Not since 1950 has there been a jobs decline as long and deep as that of the current Great Recession. The bursting of the huge global credit bubble has led to the first worldwide recession since the Great Depression of the 1930s.

These economic conditions have shouldered much of the blame for the job market's continuing woes. But there are also major problems with the quality of the U.S. and global workforces. In a recent New York Times column, Thomas Friedman asserts that a critical reason for the continuing high unemployment is "an education breakdown on Main Street" that has radically reduced the ability of the average American worker to fill the higher skill demands of a new era in the world's labor-market economy. What roles can workplace learning and development professionals fill, today and over the next decade, to mitigate this jobs skill crisis scenario?

A new labor market era

In the run up to this recession, companies of all sizes reported increasing skilled talent shortages. By the fall of 2009, despite more than 15 million jobless American workers, Manpower's President David Arkless reported that in addition to 2.5 million help-wanted postings at least 2 million U.S. skilled jobs had been vacant for more than six months, and there were more than 2.3 million such vacancies within the European Union (EU). Even in the midst of a deep recession in the United States, much of the world suffers from a growing shortage of talent with appropriate training and education for a 21st century workforce. How will we cope once the recession ends and business hiring begins in earnest?

We are in the midst of a major global talent revolution. The world has entered one of the most remarkable watershed eras of labor-market history ( 1). This is the dawn of a "cyber-mental age" of ultra-high technology that will innovate as many new products and services in the next decade as in the last 50 years according to predictions of the World Future Society (2009).

# # # # # # #

■ Exercise tasks
a) Answer these from the jobs article:
(i) Since what year has there been no jobs decline as long and deep as the current one?
(ii) Who wrote the New York Times column cited?
(iii) According to the World Future Society, the coming decade will innovate as many new products and services as what span of time?
b) Which figures stated in millions does the jobs article give, and what does each one count?
The items have no part in any of this.

Extracted data entries

# # # # # # #

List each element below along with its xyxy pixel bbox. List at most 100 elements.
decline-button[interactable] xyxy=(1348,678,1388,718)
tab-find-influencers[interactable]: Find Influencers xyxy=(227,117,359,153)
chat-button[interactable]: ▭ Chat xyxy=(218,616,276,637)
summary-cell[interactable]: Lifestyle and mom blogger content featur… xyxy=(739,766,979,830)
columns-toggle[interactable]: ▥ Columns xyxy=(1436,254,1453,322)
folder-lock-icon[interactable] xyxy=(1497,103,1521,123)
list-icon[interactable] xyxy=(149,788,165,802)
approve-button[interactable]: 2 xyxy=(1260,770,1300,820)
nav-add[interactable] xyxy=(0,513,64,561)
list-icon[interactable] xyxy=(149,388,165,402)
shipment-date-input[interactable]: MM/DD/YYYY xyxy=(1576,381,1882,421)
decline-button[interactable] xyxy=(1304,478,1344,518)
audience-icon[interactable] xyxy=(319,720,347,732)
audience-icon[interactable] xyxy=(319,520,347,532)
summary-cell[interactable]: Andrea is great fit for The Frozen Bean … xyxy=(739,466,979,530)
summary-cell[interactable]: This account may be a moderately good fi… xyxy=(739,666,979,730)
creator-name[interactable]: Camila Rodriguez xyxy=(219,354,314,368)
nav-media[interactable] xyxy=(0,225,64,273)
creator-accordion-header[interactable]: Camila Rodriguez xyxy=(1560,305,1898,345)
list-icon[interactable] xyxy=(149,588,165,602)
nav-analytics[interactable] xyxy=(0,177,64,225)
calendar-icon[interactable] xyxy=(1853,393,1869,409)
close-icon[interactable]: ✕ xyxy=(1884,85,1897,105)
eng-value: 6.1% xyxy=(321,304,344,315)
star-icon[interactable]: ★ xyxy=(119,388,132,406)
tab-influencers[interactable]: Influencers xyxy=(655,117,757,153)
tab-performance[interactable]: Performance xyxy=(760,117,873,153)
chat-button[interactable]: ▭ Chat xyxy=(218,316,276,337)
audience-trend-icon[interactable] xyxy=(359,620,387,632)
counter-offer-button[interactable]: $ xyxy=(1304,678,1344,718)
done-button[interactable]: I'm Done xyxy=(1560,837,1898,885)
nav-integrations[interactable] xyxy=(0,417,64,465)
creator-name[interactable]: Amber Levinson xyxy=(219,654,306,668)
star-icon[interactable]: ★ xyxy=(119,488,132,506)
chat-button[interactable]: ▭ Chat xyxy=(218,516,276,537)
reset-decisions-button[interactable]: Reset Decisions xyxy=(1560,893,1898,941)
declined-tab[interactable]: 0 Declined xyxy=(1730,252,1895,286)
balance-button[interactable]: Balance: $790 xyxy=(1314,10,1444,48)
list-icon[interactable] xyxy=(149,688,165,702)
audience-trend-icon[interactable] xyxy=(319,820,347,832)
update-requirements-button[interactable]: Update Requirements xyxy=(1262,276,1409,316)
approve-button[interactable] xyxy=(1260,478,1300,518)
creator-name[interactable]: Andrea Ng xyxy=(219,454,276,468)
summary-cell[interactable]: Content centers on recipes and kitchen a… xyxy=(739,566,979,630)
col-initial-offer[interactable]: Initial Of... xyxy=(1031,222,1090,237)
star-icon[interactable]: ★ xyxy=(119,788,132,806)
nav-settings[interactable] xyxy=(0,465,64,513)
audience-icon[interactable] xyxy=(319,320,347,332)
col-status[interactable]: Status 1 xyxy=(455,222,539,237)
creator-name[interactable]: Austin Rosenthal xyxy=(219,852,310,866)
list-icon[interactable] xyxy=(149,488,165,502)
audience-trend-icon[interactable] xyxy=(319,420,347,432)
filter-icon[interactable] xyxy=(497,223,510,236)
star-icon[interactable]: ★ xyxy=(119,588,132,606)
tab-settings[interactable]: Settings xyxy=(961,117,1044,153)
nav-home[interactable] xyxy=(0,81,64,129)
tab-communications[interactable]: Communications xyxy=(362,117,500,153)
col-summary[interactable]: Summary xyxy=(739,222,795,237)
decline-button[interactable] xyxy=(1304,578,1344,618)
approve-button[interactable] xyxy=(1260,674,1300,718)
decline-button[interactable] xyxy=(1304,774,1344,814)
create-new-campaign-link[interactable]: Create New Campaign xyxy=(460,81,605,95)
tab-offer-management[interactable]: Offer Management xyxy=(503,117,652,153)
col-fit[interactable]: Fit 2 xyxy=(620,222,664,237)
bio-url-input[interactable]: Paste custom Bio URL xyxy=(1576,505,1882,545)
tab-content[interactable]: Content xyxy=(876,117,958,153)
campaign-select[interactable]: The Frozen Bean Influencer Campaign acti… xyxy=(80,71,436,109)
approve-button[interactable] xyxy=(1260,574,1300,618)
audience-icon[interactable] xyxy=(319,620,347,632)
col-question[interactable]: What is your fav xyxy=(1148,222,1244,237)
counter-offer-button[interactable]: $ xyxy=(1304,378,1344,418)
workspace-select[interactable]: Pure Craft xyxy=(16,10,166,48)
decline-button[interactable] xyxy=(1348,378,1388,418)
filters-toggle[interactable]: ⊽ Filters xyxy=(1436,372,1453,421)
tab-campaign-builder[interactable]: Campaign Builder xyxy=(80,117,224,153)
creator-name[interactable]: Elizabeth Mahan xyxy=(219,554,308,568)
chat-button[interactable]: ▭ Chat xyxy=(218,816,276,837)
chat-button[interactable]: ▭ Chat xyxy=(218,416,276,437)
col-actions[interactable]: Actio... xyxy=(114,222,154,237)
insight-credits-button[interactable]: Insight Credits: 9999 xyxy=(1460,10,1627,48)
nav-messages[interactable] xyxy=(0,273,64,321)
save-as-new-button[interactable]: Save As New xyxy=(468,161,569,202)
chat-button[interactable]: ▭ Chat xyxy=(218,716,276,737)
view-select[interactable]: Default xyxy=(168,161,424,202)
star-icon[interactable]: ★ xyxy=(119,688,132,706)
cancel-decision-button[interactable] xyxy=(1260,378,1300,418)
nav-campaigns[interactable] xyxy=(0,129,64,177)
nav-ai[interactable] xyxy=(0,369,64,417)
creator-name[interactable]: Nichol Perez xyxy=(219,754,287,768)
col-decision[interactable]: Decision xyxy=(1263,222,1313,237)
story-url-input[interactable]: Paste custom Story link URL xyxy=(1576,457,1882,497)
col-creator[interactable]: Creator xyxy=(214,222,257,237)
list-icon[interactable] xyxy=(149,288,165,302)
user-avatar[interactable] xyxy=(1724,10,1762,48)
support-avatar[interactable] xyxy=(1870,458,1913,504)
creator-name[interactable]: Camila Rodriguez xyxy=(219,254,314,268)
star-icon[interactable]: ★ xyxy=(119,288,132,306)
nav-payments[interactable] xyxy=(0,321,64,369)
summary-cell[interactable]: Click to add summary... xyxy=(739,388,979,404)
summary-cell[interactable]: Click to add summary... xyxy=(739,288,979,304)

# # # # # # #

■ Results
a)
(i) 1950
(ii) Thomas Friedman
(iii) The last 50 years

b)
- More than 15 million: jobless American workers
- 2.5 million: help-wanted postings
- At least 2 million: U.S. skilled jobs vacant for more than six months
- More than 2.3 million: such vacancies within the European Union